TASK DIRECTIONS:
Say how many lines of the listing below contain "JSON", giving the number and nothing else.

SUPPLIED RECORDS:
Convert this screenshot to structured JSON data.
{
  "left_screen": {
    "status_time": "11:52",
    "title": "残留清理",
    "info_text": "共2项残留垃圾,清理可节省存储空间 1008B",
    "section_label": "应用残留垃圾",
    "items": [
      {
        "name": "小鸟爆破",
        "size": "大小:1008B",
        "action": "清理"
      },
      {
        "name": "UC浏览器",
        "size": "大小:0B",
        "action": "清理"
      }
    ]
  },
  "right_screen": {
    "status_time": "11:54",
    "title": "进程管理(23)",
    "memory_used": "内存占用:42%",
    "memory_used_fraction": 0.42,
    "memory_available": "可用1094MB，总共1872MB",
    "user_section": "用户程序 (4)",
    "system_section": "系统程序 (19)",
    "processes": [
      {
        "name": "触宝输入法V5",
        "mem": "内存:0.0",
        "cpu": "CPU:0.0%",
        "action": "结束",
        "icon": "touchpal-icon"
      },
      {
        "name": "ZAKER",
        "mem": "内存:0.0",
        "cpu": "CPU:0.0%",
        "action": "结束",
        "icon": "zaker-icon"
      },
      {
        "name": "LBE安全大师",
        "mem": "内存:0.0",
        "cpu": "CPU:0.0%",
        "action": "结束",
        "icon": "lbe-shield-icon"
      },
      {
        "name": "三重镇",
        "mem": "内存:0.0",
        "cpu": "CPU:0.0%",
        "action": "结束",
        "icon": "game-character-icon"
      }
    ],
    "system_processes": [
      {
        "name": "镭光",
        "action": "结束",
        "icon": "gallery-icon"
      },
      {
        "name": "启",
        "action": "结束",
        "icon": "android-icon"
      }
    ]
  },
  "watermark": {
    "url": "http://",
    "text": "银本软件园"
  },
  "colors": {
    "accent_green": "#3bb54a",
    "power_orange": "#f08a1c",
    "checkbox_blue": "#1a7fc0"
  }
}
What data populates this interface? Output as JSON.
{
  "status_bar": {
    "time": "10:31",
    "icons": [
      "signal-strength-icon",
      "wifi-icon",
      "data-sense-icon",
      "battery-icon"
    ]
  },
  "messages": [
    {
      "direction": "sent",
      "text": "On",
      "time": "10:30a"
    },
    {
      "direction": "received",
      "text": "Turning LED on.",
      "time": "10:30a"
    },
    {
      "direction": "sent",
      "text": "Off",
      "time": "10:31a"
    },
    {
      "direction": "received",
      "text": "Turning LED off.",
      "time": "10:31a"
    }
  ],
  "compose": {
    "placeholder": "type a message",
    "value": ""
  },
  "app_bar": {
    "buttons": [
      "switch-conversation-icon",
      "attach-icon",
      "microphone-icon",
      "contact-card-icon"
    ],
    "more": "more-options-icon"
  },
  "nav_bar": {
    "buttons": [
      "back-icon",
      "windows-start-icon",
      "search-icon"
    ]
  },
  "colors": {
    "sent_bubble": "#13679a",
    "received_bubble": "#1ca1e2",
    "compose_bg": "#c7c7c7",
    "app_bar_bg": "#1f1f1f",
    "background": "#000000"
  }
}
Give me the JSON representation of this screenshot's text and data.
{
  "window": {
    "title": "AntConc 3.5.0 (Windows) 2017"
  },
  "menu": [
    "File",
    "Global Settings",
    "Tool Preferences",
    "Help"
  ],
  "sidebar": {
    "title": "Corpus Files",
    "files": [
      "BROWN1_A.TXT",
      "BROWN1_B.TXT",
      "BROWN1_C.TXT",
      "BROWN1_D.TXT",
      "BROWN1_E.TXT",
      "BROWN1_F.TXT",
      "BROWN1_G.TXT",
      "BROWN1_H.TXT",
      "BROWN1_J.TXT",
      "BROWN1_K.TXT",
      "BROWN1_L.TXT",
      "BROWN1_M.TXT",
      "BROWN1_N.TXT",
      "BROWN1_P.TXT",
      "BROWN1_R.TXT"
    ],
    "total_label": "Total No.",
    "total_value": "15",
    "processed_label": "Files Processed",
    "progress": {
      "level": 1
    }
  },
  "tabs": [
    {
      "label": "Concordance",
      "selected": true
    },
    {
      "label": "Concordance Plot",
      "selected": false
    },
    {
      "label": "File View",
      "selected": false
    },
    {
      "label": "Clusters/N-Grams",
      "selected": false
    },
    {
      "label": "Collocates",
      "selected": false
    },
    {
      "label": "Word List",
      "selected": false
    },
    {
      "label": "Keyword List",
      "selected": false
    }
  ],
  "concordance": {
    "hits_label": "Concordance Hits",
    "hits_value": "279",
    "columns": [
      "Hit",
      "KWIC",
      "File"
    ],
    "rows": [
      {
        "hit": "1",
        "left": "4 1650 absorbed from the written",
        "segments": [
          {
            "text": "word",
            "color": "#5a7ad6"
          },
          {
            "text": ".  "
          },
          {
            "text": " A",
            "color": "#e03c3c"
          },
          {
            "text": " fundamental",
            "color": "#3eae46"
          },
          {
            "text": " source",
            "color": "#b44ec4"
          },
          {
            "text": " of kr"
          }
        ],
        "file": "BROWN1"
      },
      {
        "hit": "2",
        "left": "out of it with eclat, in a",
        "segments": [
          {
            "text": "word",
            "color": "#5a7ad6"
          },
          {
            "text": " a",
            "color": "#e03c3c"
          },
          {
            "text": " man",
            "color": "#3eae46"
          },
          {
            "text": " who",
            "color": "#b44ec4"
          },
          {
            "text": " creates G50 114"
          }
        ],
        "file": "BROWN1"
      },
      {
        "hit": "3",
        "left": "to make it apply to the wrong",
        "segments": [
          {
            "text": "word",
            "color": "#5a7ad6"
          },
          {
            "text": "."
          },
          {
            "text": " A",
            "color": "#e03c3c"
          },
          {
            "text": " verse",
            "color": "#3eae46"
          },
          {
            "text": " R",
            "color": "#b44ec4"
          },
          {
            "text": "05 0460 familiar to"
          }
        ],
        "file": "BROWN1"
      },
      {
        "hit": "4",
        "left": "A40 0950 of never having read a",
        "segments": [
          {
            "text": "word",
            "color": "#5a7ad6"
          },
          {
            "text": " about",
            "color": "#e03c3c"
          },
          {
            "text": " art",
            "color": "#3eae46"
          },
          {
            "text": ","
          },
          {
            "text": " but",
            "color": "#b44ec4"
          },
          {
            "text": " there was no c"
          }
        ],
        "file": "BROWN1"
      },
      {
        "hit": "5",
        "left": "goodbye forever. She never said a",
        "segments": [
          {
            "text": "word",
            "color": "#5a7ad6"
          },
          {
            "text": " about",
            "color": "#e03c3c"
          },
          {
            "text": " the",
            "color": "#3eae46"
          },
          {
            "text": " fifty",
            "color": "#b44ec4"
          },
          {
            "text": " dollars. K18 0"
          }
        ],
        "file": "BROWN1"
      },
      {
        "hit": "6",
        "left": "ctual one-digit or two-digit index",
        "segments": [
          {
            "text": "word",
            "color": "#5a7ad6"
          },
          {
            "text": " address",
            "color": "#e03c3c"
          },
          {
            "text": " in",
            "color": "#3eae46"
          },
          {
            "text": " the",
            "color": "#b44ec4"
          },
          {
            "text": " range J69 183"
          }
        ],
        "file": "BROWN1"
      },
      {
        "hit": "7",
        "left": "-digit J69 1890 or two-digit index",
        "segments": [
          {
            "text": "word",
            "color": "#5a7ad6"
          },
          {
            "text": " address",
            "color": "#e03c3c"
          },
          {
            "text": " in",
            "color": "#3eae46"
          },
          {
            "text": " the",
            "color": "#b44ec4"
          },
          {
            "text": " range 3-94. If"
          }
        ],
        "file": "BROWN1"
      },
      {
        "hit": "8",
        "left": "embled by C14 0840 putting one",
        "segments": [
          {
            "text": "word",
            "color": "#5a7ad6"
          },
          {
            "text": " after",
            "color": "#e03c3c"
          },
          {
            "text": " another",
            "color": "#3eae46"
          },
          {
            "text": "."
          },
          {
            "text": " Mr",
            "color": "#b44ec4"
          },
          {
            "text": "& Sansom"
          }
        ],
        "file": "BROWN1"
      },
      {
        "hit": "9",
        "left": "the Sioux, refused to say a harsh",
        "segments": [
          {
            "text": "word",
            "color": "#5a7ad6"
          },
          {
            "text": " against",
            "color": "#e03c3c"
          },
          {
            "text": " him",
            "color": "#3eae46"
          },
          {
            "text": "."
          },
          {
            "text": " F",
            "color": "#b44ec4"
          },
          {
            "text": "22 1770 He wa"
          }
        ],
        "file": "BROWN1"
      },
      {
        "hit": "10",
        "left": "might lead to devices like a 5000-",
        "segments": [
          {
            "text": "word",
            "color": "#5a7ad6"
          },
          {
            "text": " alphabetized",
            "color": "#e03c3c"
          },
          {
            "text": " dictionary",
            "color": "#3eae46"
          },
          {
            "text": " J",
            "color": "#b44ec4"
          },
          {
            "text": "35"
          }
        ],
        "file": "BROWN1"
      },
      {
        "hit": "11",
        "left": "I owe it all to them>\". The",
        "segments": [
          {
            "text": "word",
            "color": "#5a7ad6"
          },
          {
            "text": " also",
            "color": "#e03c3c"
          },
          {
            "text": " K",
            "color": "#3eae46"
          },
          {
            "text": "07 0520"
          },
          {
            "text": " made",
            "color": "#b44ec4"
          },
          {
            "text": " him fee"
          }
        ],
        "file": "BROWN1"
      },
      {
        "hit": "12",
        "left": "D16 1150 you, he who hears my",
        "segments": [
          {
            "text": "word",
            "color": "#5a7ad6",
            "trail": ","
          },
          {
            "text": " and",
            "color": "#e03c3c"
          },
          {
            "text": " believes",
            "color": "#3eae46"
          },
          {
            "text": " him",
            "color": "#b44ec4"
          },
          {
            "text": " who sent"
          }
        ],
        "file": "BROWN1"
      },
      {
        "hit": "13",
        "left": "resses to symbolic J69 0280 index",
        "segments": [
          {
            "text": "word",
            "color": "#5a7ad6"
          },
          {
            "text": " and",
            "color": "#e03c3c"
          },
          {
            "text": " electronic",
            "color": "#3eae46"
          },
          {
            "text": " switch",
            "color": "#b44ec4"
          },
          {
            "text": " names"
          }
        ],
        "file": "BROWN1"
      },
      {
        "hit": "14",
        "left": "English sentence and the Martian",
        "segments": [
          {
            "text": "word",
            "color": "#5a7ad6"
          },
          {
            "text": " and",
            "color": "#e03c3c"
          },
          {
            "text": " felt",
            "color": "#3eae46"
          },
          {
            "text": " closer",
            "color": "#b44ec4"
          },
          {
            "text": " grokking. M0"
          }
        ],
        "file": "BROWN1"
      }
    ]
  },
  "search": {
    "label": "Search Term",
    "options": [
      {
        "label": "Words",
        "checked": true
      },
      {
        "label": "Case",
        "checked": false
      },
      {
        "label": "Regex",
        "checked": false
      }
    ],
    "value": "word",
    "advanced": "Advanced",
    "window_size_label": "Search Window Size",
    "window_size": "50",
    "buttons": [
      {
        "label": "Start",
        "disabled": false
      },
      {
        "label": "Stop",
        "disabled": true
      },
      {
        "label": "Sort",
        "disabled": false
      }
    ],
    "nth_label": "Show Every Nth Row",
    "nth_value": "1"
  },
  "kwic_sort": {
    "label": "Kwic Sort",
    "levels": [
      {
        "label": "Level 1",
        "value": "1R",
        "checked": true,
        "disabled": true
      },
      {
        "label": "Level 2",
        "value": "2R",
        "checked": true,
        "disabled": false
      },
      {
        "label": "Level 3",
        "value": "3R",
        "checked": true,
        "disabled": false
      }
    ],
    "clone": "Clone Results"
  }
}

EXPECTED ANSWER:
3